#### [Description of the task]
Write out each entry again. Keep every word exactly as it is.

#### [Exercise materials]

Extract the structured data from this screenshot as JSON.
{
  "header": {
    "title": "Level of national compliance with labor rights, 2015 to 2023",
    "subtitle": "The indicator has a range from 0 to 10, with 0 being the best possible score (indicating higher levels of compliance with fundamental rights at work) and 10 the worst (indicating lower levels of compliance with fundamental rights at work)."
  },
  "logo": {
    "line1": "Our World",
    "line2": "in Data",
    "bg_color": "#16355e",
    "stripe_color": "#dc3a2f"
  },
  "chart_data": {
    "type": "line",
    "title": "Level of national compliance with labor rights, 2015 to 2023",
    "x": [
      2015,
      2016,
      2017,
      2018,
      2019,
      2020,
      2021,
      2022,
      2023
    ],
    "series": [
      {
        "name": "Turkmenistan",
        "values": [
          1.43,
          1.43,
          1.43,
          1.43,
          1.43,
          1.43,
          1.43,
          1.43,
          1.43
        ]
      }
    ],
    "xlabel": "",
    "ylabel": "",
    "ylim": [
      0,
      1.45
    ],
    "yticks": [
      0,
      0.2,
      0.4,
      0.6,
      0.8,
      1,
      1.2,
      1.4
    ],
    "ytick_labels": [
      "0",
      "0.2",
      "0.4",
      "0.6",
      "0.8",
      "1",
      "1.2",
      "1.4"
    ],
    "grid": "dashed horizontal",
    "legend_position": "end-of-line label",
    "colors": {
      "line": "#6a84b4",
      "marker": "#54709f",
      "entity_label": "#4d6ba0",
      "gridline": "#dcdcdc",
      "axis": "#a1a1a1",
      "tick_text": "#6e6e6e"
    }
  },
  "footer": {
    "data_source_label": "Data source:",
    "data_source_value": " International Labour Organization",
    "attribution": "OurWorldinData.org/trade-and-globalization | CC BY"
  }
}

#### [The output]
Extract the structured data from this screenshot as JSON.
{
  "header": {
    "title": "Level of national compliance with labor rights, 2015 to 2023",
    "subtitle": "The indicator has a range from 0 to 10, with 0 being the best possible score (indicating higher levels of compliance with fundamental rights at work) and 10 the worst (indicating lower levels of compliance with fundamental rights at work)."
  },
  "logo": {
    "line1": "Our World",
    "line2": "in Data",
    "bg_color": "#16355e",
    "stripe_color": "#dc3a2f"
  },
  "chart_data": {
    "type": "line",
    "title": "Level of national compliance with labor rights, 2015 to 2023",
    "x": [
      2015,
      2016,
      2017,
      2018,
      2019,
      2020,
      2021,
      2022,
      2023
    ],
    "series": [
      {
        "name": "Turkmenistan",
        "values": [
          1.43,
          1.43,
          1.43,
          1.43,
          1.43,
          1.43,
          1.43,
          1.43,
          1.43
        ]
      }
    ],
    "xlabel": "",
    "ylabel": "",
    "ylim": [
      0,
      1.45
    ],
    "yticks": [
      0,
      0.2,
      0.4,
      0.6,
      0.8,
      1,
      1.2,
      1.4
    ],
    "ytick_labels": [
      "0",
      "0.2",
      "0.4",
      "0.6",
      "0.8",
      "1",
      "1.2",
      "1.4"
    ],
    "grid": "dashed horizontal",
    "legend_position": "end-of-line label",
    "colors": {
      "line": "#6a84b4",
      "marker": "#54709f",
      "entity_label": "#4d6ba0",
      "gridline": "#dcdcdc",
      "axis": "#a1a1a1",
      "tick_text": "#6e6e6e"
    }
  },
  "footer": {
    "data_source_label": "Data source:",
    "data_source_value": " International Labour Organization",
    "attribution": "OurWorldinData.org/trade-and-globalization | CC BY"
  }
}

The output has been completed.